§ PROBLEM
Return all the data, word for word.

***** INPUT MATERIAL

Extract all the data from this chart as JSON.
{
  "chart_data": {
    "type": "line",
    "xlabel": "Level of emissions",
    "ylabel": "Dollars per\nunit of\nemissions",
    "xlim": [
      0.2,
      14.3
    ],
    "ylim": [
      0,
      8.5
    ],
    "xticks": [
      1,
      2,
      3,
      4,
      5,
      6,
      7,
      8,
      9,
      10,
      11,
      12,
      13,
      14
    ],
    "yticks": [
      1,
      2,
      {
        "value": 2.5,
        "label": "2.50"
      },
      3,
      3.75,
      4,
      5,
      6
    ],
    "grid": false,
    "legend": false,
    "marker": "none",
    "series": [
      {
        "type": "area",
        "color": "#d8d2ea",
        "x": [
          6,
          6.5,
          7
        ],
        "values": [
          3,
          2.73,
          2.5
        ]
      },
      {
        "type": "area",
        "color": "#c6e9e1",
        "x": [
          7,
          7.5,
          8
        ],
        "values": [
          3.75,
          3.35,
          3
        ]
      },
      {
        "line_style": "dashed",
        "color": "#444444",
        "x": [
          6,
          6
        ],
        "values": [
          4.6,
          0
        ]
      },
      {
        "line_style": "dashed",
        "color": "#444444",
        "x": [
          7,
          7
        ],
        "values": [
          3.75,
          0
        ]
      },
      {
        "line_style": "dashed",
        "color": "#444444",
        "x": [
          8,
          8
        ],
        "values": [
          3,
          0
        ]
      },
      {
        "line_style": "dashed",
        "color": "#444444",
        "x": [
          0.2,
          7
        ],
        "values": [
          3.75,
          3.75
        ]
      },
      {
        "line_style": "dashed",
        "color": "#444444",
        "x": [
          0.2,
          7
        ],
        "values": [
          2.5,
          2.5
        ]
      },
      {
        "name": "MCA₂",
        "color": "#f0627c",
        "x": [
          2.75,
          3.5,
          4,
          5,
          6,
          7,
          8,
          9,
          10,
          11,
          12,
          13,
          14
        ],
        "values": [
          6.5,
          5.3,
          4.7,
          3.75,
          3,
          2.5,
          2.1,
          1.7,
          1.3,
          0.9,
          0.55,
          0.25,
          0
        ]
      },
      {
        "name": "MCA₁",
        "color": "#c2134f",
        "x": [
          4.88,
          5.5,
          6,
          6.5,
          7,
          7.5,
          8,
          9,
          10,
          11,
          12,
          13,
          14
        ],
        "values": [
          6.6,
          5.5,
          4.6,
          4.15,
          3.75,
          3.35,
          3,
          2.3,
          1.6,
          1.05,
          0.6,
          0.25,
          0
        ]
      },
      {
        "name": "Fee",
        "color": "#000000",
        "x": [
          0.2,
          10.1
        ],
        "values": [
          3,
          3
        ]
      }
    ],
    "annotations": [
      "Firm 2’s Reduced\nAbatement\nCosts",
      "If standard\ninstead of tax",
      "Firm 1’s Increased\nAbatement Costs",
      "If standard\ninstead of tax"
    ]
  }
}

**********

§ TASK SOLUTION
Extract all the data from this chart as JSON.
{
  "chart_data": {
    "type": "line",
    "xlabel": "Level of emissions",
    "ylabel": "Dollars per\nunit of\nemissions",
    "xlim": [
      0.2,
      14.3
    ],
    "ylim": [
      0,
      8.5
    ],
    "xticks": [
      1,
      2,
      3,
      4,
      5,
      6,
      7,
      8,
      9,
      10,
      11,
      12,
      13,
      14
    ],
    "yticks": [
      1,
      2,
      {
        "value": 2.5,
        "label": "2.50"
      },
      3,
      3.75,
      4,
      5,
      6
    ],
    "grid": false,
    "legend": false,
    "marker": "none",
    "series": [
      {
        "type": "area",
        "color": "#d8d2ea",
        "x": [
          6,
          6.5,
          7
        ],
        "values": [
          3,
          2.73,
          2.5
        ]
      },
      {
        "type": "area",
        "color": "#c6e9e1",
        "x": [
          7,
          7.5,
          8
        ],
        "values": [
          3.75,
          3.35,
          3
        ]
      },
      {
        "line_style": "dashed",
        "color": "#444444",
        "x": [
          6,
          6
        ],
        "values": [
          4.6,
          0
        ]
      },
      {
        "line_style": "dashed",
        "color": "#444444",
        "x": [
          7,
          7
        ],
        "values": [
          3.75,
          0
        ]
      },
      {
        "line_style": "dashed",
        "color": "#444444",
        "x": [
          8,
          8
        ],
        "values": [
          3,
          0
        ]
      },
      {
        "line_style": "dashed",
        "color": "#444444",
        "x": [
          0.2,
          7
        ],
        "values": [
          3.75,
          3.75
        ]
      },
      {
        "line_style": "dashed",
        "color": "#444444",
        "x": [
          0.2,
          7
        ],
        "values": [
          2.5,
          2.5
        ]
      },
      {
        "name": "MCA₂",
        "color": "#f0627c",
        "x": [
          2.75,
          3.5,
          4,
          5,
          6,
          7,
          8,
          9,
          10,
          11,
          12,
          13,
          14
        ],
        "values": [
          6.5,
          5.3,
          4.7,
          3.75,
          3,
          2.5,
          2.1,
          1.7,
          1.3,
          0.9,
          0.55,
          0.25,
          0
        ]
      },
      {
        "name": "MCA₁",
        "color": "#c2134f",
        "x": [
          4.88,
          5.5,
          6,
          6.5,
          7,
          7.5,
          8,
          9,
          10,
          11,
          12,
          13,
          14
        ],
        "values": [
          6.6,
          5.5,
          4.6,
          4.15,
          3.75,
          3.35,
          3,
          2.3,
          1.6,
          1.05,
          0.6,
          0.25,
          0
        ]
      },
      {
        "name": "Fee",
        "color": "#000000",
        "x": [
          0.2,
          10.1
        ],
        "values": [
          3,
          3
        ]
      }
    ],
    "annotations": [
      "Firm 2’s Reduced\nAbatement\nCosts",
      "If standard\ninstead of tax",
      "Firm 1’s Increased\nAbatement Costs",
      "If standard\ninstead of tax"
    ]
  }
}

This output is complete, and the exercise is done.